• [Problem statement]: Check every line below for the string "JSON", and copy the lines that contain it.

• [Source records]:
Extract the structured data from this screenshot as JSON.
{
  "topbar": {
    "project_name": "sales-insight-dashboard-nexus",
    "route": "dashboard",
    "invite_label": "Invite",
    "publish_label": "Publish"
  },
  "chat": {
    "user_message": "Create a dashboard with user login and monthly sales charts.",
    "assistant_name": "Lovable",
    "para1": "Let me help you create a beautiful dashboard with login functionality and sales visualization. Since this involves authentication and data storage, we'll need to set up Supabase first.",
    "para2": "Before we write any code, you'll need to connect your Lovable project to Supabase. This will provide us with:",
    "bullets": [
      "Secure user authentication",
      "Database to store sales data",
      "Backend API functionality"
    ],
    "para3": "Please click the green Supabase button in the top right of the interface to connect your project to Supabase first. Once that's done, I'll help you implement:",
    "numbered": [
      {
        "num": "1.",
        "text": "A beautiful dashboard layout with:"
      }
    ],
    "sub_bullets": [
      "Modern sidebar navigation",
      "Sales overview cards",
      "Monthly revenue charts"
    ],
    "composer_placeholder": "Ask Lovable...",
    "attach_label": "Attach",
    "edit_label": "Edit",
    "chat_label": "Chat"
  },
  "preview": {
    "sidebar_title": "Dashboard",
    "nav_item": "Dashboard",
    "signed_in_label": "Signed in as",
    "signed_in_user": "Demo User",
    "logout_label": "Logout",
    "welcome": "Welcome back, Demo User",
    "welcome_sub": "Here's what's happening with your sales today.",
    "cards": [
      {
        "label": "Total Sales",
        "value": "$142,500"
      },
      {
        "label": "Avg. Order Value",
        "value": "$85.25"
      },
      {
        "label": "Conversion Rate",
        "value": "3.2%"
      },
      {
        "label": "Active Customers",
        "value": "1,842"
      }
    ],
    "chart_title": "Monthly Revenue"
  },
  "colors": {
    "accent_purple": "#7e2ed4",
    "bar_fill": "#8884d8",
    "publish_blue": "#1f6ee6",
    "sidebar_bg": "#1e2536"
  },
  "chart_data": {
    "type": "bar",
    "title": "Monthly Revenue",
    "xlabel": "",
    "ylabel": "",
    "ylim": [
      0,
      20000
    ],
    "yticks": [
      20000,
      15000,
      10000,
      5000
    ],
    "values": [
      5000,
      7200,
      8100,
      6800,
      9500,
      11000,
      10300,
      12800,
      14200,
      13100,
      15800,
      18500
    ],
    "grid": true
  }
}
--
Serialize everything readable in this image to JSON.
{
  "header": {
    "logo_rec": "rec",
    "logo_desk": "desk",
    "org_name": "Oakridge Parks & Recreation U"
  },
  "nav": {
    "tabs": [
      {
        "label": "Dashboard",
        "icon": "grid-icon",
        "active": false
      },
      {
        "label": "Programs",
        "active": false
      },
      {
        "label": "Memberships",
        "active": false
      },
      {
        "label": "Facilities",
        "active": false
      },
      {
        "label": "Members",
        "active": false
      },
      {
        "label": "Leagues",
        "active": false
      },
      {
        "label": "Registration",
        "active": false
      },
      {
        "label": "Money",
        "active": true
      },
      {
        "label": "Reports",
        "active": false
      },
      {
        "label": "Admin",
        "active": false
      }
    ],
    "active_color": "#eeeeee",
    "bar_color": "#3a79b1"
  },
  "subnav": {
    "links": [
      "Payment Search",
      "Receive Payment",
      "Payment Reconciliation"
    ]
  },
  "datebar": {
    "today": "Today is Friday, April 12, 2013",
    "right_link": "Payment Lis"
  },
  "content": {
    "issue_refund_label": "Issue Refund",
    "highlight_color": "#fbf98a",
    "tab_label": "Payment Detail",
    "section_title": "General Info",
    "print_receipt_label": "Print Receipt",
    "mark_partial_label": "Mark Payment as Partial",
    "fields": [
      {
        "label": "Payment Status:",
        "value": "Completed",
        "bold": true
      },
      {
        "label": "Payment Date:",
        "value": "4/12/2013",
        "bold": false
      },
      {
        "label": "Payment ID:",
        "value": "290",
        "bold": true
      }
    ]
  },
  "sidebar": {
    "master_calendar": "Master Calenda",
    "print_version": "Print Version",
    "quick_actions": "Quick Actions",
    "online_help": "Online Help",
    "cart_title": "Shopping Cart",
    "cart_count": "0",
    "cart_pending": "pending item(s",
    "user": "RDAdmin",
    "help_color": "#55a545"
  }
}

• [Result]:
Extract the structured data from this screenshot as JSON.
Serialize everything readable in this image to JSON.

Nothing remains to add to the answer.